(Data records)
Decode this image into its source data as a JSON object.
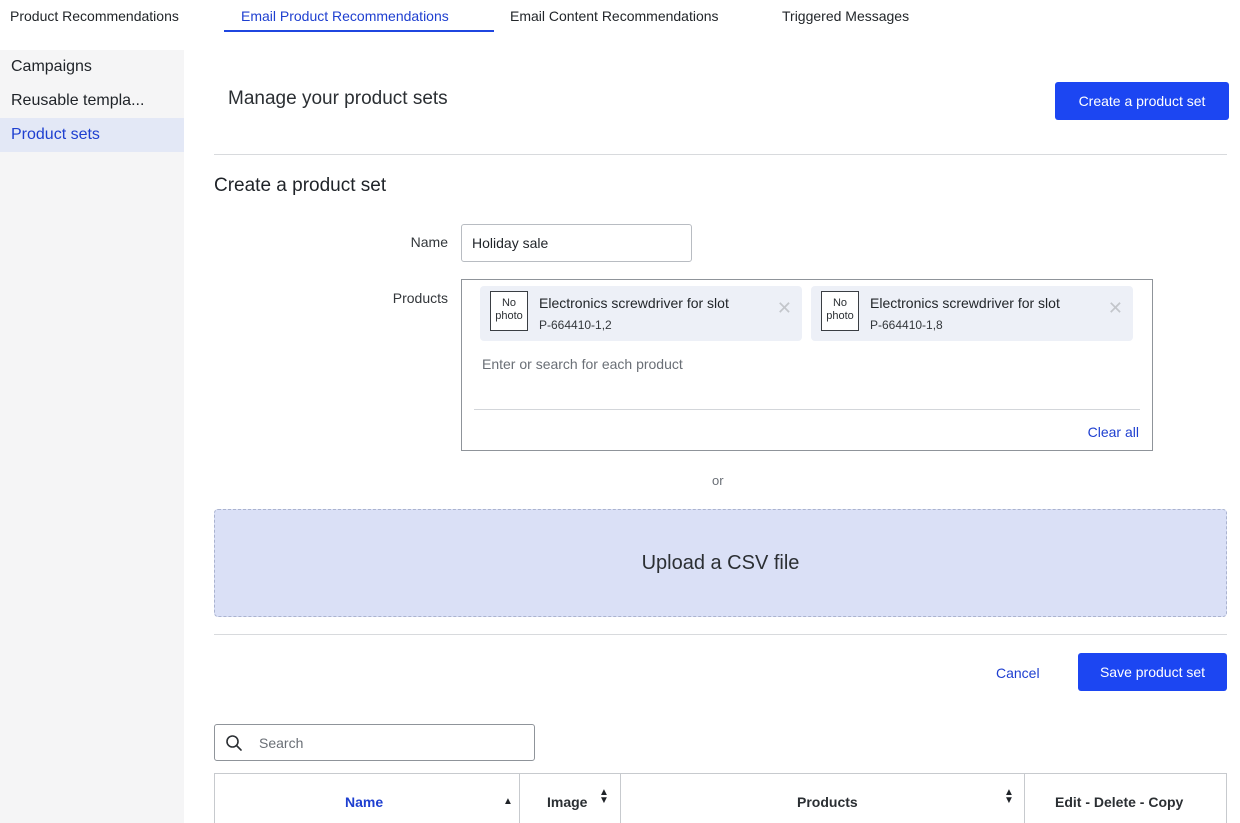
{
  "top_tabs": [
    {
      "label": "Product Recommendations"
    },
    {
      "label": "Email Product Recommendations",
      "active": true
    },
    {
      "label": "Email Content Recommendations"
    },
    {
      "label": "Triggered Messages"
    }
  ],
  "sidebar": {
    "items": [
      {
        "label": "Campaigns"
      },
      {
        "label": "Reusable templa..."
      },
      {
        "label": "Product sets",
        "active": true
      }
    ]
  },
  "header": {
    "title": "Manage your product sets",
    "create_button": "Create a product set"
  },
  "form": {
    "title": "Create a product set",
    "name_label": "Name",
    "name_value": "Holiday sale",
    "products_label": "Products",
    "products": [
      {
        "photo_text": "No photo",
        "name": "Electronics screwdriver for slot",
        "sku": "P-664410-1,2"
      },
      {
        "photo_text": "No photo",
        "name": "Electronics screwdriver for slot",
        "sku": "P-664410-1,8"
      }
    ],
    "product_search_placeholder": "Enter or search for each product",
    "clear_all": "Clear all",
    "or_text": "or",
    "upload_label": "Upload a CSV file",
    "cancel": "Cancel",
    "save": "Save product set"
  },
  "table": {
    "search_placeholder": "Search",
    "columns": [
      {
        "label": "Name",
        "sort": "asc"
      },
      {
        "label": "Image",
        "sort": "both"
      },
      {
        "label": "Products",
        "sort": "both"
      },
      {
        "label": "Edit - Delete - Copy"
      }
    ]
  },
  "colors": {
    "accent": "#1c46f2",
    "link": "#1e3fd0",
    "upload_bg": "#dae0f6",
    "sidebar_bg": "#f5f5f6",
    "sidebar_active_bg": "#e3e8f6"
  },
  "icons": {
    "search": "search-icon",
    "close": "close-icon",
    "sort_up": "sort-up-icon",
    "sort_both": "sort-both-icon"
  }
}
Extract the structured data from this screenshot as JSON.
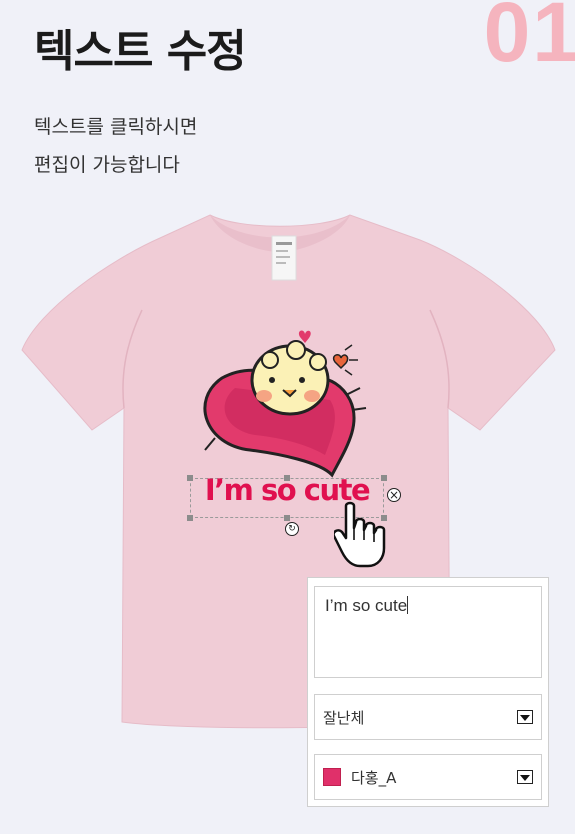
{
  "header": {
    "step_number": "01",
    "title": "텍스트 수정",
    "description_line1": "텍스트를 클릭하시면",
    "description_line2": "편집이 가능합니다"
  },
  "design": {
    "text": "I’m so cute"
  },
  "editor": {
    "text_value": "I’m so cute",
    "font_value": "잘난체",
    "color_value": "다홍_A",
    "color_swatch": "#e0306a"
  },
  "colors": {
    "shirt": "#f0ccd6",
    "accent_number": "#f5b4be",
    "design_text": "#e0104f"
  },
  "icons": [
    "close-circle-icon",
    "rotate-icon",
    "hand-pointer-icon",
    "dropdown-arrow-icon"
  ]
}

GIVEN PROBLEM » Omit each picture, then return all of the listing exactly as it stands.

WORKED SOLUTION »
Decode this image into its source data as a JSON object.
{
  "top_tabs": [
    {
      "label": "Product Recommendations"
    },
    {
      "label": "Email Product Recommendations",
      "active": true
    },
    {
      "label": "Email Content Recommendations"
    },
    {
      "label": "Triggered Messages"
    }
  ],
  "sidebar": {
    "items": [
      {
        "label": "Campaigns"
      },
      {
        "label": "Reusable templa..."
      },
      {
        "label": "Product sets",
        "active": true
      }
    ]
  },
  "header": {
    "title": "Manage your product sets",
    "create_button": "Create a product set"
  },
  "form": {
    "title": "Create a product set",
    "name_label": "Name",
    "name_value": "Holiday sale",
    "products_label": "Products",
    "products": [
      {
        "photo_text": "No photo",
        "name": "Electronics screwdriver for slot",
        "sku": "P-664410-1,2"
      },
      {
        "photo_text": "No photo",
        "name": "Electronics screwdriver for slot",
        "sku": "P-664410-1,8"
      }
    ],
    "product_search_placeholder": "Enter or search for each product",
    "clear_all": "Clear all",
    "or_text": "or",
    "upload_label": "Upload a CSV file",
    "cancel": "Cancel",
    "save": "Save product set"
  },
  "table": {
    "search_placeholder": "Search",
    "columns": [
      {
        "label": "Name",
        "sort": "asc"
      },
      {
        "label": "Image",
        "sort": "both"
      },
      {
        "label": "Products",
        "sort": "both"
      },
      {
        "label": "Edit - Delete - Copy"
      }
    ]
  },
  "colors": {
    "accent": "#1c46f2",
    "link": "#1e3fd0",
    "upload_bg": "#dae0f6",
    "sidebar_bg": "#f5f5f6",
    "sidebar_active_bg": "#e3e8f6"
  },
  "icons": {
    "search": "search-icon",
    "close": "close-icon",
    "sort_up": "sort-up-icon",
    "sort_both": "sort-both-icon"
  }
}
Extract the structured data from this screenshot as JSON.
{
  "header": {
    "step_number": "01",
    "title": "텍스트 수정",
    "description_line1": "텍스트를 클릭하시면",
    "description_line2": "편집이 가능합니다"
  },
  "design": {
    "text": "I’m so cute"
  },
  "editor": {
    "text_value": "I’m so cute",
    "font_value": "잘난체",
    "color_value": "다홍_A",
    "color_swatch": "#e0306a"
  },
  "colors": {
    "shirt": "#f0ccd6",
    "accent_number": "#f5b4be",
    "design_text": "#e0104f"
  },
  "icons": [
    "close-circle-icon",
    "rotate-icon",
    "hand-pointer-icon",
    "dropdown-arrow-icon"
  ]
}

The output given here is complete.